— YOUR INSTRUCTIONS —
Word for word, restate every line of the listing that follows.
--- start RECORDS SHOWN ---
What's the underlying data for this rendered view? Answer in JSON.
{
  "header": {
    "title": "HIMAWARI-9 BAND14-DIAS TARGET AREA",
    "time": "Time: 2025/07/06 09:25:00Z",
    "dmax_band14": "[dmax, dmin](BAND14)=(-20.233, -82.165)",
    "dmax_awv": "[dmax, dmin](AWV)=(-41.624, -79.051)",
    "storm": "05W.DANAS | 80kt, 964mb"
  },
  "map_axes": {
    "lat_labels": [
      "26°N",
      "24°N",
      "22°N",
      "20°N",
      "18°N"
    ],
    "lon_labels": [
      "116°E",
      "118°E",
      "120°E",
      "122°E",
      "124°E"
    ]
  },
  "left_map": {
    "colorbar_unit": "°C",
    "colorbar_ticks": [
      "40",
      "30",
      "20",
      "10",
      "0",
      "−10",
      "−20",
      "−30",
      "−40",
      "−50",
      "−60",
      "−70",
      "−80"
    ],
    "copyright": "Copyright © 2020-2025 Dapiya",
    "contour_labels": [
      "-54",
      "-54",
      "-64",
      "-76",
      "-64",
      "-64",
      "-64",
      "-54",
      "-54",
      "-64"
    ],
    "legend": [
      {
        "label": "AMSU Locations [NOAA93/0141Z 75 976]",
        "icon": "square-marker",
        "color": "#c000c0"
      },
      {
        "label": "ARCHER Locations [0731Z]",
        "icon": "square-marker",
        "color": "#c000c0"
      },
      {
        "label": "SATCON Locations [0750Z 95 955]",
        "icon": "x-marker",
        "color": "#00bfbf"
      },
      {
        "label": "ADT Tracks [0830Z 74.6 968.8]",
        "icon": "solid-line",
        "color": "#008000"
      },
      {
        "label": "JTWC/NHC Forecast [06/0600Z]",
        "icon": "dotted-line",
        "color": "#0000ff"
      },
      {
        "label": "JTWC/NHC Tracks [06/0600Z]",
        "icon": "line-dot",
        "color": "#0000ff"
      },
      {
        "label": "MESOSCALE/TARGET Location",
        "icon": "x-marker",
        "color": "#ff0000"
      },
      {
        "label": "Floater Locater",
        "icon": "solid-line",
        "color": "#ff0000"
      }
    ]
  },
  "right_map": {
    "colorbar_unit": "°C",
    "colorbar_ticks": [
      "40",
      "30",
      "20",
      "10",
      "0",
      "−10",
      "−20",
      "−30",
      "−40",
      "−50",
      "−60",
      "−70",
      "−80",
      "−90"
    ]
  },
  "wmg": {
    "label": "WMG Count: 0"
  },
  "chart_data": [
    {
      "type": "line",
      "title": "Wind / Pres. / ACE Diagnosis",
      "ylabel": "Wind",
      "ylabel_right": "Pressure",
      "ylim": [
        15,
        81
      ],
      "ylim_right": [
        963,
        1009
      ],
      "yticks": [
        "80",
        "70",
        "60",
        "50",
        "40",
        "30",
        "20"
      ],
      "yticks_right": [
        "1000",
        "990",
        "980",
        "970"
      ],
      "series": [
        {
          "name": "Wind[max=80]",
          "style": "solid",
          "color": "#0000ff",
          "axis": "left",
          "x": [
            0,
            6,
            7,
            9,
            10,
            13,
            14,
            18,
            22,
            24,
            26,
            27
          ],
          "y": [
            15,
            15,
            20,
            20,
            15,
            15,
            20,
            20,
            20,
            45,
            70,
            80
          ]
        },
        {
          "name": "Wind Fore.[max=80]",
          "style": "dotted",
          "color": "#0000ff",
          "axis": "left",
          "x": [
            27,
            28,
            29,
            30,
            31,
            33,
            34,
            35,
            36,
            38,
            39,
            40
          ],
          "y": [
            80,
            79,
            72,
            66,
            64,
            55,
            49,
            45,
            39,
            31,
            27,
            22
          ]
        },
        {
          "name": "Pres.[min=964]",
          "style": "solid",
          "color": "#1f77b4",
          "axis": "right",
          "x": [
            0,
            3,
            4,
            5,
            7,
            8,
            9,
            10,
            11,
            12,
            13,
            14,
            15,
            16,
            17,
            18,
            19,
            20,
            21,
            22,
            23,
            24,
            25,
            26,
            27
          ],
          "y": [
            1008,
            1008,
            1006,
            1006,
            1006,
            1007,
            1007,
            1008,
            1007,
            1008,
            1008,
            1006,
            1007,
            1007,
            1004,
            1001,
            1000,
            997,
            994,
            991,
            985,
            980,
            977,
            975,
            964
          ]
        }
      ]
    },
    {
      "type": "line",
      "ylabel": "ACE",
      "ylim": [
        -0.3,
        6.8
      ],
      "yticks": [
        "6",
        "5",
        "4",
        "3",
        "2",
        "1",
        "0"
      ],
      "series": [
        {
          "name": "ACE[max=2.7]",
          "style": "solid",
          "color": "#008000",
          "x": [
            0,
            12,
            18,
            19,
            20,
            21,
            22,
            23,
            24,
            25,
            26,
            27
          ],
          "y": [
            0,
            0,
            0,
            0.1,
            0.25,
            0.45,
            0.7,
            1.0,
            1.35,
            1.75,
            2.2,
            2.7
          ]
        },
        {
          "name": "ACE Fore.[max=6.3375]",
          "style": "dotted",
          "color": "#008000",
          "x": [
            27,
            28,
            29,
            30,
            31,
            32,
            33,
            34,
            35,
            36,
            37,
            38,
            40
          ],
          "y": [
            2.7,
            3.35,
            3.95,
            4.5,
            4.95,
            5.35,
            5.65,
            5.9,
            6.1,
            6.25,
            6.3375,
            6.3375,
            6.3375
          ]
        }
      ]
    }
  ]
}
--- end RECORDS SHOWN ---
— SOLUTION —
What's the underlying data for this rendered view? Answer in JSON.
{
  "header": {
    "title": "HIMAWARI-9 BAND14-DIAS TARGET AREA",
    "time": "Time: 2025/07/06 09:25:00Z",
    "dmax_band14": "[dmax, dmin](BAND14)=(-20.233, -82.165)",
    "dmax_awv": "[dmax, dmin](AWV)=(-41.624, -79.051)",
    "storm": "05W.DANAS | 80kt, 964mb"
  },
  "map_axes": {
    "lat_labels": [
      "26°N",
      "24°N",
      "22°N",
      "20°N",
      "18°N"
    ],
    "lon_labels": [
      "116°E",
      "118°E",
      "120°E",
      "122°E",
      "124°E"
    ]
  },
  "left_map": {
    "colorbar_unit": "°C",
    "colorbar_ticks": [
      "40",
      "30",
      "20",
      "10",
      "0",
      "−10",
      "−20",
      "−30",
      "−40",
      "−50",
      "−60",
      "−70",
      "−80"
    ],
    "copyright": "Copyright © 2020-2025 Dapiya",
    "contour_labels": [
      "-54",
      "-54",
      "-64",
      "-76",
      "-64",
      "-64",
      "-64",
      "-54",
      "-54",
      "-64"
    ],
    "legend": [
      {
        "label": "AMSU Locations [NOAA93/0141Z 75 976]",
        "icon": "square-marker",
        "color": "#c000c0"
      },
      {
        "label": "ARCHER Locations [0731Z]",
        "icon": "square-marker",
        "color": "#c000c0"
      },
      {
        "label": "SATCON Locations [0750Z 95 955]",
        "icon": "x-marker",
        "color": "#00bfbf"
      },
      {
        "label": "ADT Tracks [0830Z 74.6 968.8]",
        "icon": "solid-line",
        "color": "#008000"
      },
      {
        "label": "JTWC/NHC Forecast [06/0600Z]",
        "icon": "dotted-line",
        "color": "#0000ff"
      },
      {
        "label": "JTWC/NHC Tracks [06/0600Z]",
        "icon": "line-dot",
        "color": "#0000ff"
      },
      {
        "label": "MESOSCALE/TARGET Location",
        "icon": "x-marker",
        "color": "#ff0000"
      },
      {
        "label": "Floater Locater",
        "icon": "solid-line",
        "color": "#ff0000"
      }
    ]
  },
  "right_map": {
    "colorbar_unit": "°C",
    "colorbar_ticks": [
      "40",
      "30",
      "20",
      "10",
      "0",
      "−10",
      "−20",
      "−30",
      "−40",
      "−50",
      "−60",
      "−70",
      "−80",
      "−90"
    ]
  },
  "wmg": {
    "label": "WMG Count: 0"
  },
  "chart_data": [
    {
      "type": "line",
      "title": "Wind / Pres. / ACE Diagnosis",
      "ylabel": "Wind",
      "ylabel_right": "Pressure",
      "ylim": [
        15,
        81
      ],
      "ylim_right": [
        963,
        1009
      ],
      "yticks": [
        "80",
        "70",
        "60",
        "50",
        "40",
        "30",
        "20"
      ],
      "yticks_right": [
        "1000",
        "990",
        "980",
        "970"
      ],
      "series": [
        {
          "name": "Wind[max=80]",
          "style": "solid",
          "color": "#0000ff",
          "axis": "left",
          "x": [
            0,
            6,
            7,
            9,
            10,
            13,
            14,
            18,
            22,
            24,
            26,
            27
          ],
          "y": [
            15,
            15,
            20,
            20,
            15,
            15,
            20,
            20,
            20,
            45,
            70,
            80
          ]
        },
        {
          "name": "Wind Fore.[max=80]",
          "style": "dotted",
          "color": "#0000ff",
          "axis": "left",
          "x": [
            27,
            28,
            29,
            30,
            31,
            33,
            34,
            35,
            36,
            38,
            39,
            40
          ],
          "y": [
            80,
            79,
            72,
            66,
            64,
            55,
            49,
            45,
            39,
            31,
            27,
            22
          ]
        },
        {
          "name": "Pres.[min=964]",
          "style": "solid",
          "color": "#1f77b4",
          "axis": "right",
          "x": [
            0,
            3,
            4,
            5,
            7,
            8,
            9,
            10,
            11,
            12,
            13,
            14,
            15,
            16,
            17,
            18,
            19,
            20,
            21,
            22,
            23,
            24,
            25,
            26,
            27
          ],
          "y": [
            1008,
            1008,
            1006,
            1006,
            1006,
            1007,
            1007,
            1008,
            1007,
            1008,
            1008,
            1006,
            1007,
            1007,
            1004,
            1001,
            1000,
            997,
            994,
            991,
            985,
            980,
            977,
            975,
            964
          ]
        }
      ]
    },
    {
      "type": "line",
      "ylabel": "ACE",
      "ylim": [
        -0.3,
        6.8
      ],
      "yticks": [
        "6",
        "5",
        "4",
        "3",
        "2",
        "1",
        "0"
      ],
      "series": [
        {
          "name": "ACE[max=2.7]",
          "style": "solid",
          "color": "#008000",
          "x": [
            0,
            12,
            18,
            19,
            20,
            21,
            22,
            23,
            24,
            25,
            26,
            27
          ],
          "y": [
            0,
            0,
            0,
            0.1,
            0.25,
            0.45,
            0.7,
            1.0,
            1.35,
            1.75,
            2.2,
            2.7
          ]
        },
        {
          "name": "ACE Fore.[max=6.3375]",
          "style": "dotted",
          "color": "#008000",
          "x": [
            27,
            28,
            29,
            30,
            31,
            32,
            33,
            34,
            35,
            36,
            37,
            38,
            40
          ],
          "y": [
            2.7,
            3.35,
            3.95,
            4.5,
            4.95,
            5.35,
            5.65,
            5.9,
            6.1,
            6.25,
            6.3375,
            6.3375,
            6.3375
          ]
        }
      ]
    }
  ]
}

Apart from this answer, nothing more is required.